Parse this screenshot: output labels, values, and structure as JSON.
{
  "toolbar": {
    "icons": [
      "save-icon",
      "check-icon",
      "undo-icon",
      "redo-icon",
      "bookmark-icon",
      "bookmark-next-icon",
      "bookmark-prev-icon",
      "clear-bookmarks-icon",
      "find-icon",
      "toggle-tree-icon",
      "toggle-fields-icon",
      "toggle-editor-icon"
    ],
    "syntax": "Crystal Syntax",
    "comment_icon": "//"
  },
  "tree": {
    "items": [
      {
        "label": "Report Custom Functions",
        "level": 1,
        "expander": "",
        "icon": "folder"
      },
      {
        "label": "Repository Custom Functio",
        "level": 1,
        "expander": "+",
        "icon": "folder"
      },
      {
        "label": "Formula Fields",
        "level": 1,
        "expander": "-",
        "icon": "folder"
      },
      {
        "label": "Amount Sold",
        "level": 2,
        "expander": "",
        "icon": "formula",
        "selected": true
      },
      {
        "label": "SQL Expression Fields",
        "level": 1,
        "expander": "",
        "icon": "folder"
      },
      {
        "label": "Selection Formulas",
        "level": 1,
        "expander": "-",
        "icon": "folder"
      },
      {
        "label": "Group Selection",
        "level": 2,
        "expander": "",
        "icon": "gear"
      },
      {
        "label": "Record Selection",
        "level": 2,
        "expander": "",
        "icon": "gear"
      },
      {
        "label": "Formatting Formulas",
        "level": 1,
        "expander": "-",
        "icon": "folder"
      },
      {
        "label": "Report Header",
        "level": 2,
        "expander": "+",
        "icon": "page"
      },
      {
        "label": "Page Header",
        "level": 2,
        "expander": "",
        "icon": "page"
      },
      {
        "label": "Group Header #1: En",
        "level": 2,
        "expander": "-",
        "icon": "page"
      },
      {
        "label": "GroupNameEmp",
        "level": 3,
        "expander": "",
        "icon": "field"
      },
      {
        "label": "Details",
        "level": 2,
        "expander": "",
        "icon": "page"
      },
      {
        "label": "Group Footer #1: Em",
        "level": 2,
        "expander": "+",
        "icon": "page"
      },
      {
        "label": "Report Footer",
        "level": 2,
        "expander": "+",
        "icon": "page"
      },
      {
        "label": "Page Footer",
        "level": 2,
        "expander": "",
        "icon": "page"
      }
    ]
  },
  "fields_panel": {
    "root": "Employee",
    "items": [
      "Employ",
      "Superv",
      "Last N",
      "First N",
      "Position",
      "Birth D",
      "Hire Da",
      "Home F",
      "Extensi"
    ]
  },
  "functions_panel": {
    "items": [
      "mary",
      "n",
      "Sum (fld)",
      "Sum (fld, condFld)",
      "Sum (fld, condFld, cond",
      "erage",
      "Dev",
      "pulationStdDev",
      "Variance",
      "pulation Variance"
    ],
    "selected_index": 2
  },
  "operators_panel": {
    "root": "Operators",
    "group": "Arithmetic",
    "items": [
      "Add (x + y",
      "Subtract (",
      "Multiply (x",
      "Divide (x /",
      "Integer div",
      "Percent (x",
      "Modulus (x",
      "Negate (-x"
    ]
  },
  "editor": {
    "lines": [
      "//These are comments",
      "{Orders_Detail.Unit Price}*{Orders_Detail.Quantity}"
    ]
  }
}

Written instruction :: Reproduce the complete set of lines precisely as supplied.

Completed exercise ::
Parse this screenshot: output labels, values, and structure as JSON.
{
  "toolbar": {
    "icons": [
      "save-icon",
      "check-icon",
      "undo-icon",
      "redo-icon",
      "bookmark-icon",
      "bookmark-next-icon",
      "bookmark-prev-icon",
      "clear-bookmarks-icon",
      "find-icon",
      "toggle-tree-icon",
      "toggle-fields-icon",
      "toggle-editor-icon"
    ],
    "syntax": "Crystal Syntax",
    "comment_icon": "//"
  },
  "tree": {
    "items": [
      {
        "label": "Report Custom Functions",
        "level": 1,
        "expander": "",
        "icon": "folder"
      },
      {
        "label": "Repository Custom Functio",
        "level": 1,
        "expander": "+",
        "icon": "folder"
      },
      {
        "label": "Formula Fields",
        "level": 1,
        "expander": "-",
        "icon": "folder"
      },
      {
        "label": "Amount Sold",
        "level": 2,
        "expander": "",
        "icon": "formula",
        "selected": true
      },
      {
        "label": "SQL Expression Fields",
        "level": 1,
        "expander": "",
        "icon": "folder"
      },
      {
        "label": "Selection Formulas",
        "level": 1,
        "expander": "-",
        "icon": "folder"
      },
      {
        "label": "Group Selection",
        "level": 2,
        "expander": "",
        "icon": "gear"
      },
      {
        "label": "Record Selection",
        "level": 2,
        "expander": "",
        "icon": "gear"
      },
      {
        "label": "Formatting Formulas",
        "level": 1,
        "expander": "-",
        "icon": "folder"
      },
      {
        "label": "Report Header",
        "level": 2,
        "expander": "+",
        "icon": "page"
      },
      {
        "label": "Page Header",
        "level": 2,
        "expander": "",
        "icon": "page"
      },
      {
        "label": "Group Header #1: En",
        "level": 2,
        "expander": "-",
        "icon": "page"
      },
      {
        "label": "GroupNameEmp",
        "level": 3,
        "expander": "",
        "icon": "field"
      },
      {
        "label": "Details",
        "level": 2,
        "expander": "",
        "icon": "page"
      },
      {
        "label": "Group Footer #1: Em",
        "level": 2,
        "expander": "+",
        "icon": "page"
      },
      {
        "label": "Report Footer",
        "level": 2,
        "expander": "+",
        "icon": "page"
      },
      {
        "label": "Page Footer",
        "level": 2,
        "expander": "",
        "icon": "page"
      }
    ]
  },
  "fields_panel": {
    "root": "Employee",
    "items": [
      "Employ",
      "Superv",
      "Last N",
      "First N",
      "Position",
      "Birth D",
      "Hire Da",
      "Home F",
      "Extensi"
    ]
  },
  "functions_panel": {
    "items": [
      "mary",
      "n",
      "Sum (fld)",
      "Sum (fld, condFld)",
      "Sum (fld, condFld, cond",
      "erage",
      "Dev",
      "pulationStdDev",
      "Variance",
      "pulation Variance"
    ],
    "selected_index": 2
  },
  "operators_panel": {
    "root": "Operators",
    "group": "Arithmetic",
    "items": [
      "Add (x + y",
      "Subtract (",
      "Multiply (x",
      "Divide (x /",
      "Integer div",
      "Percent (x",
      "Modulus (x",
      "Negate (-x"
    ]
  },
  "editor": {
    "lines": [
      "//These are comments",
      "{Orders_Detail.Unit Price}*{Orders_Detail.Quantity}"
    ]
  }
}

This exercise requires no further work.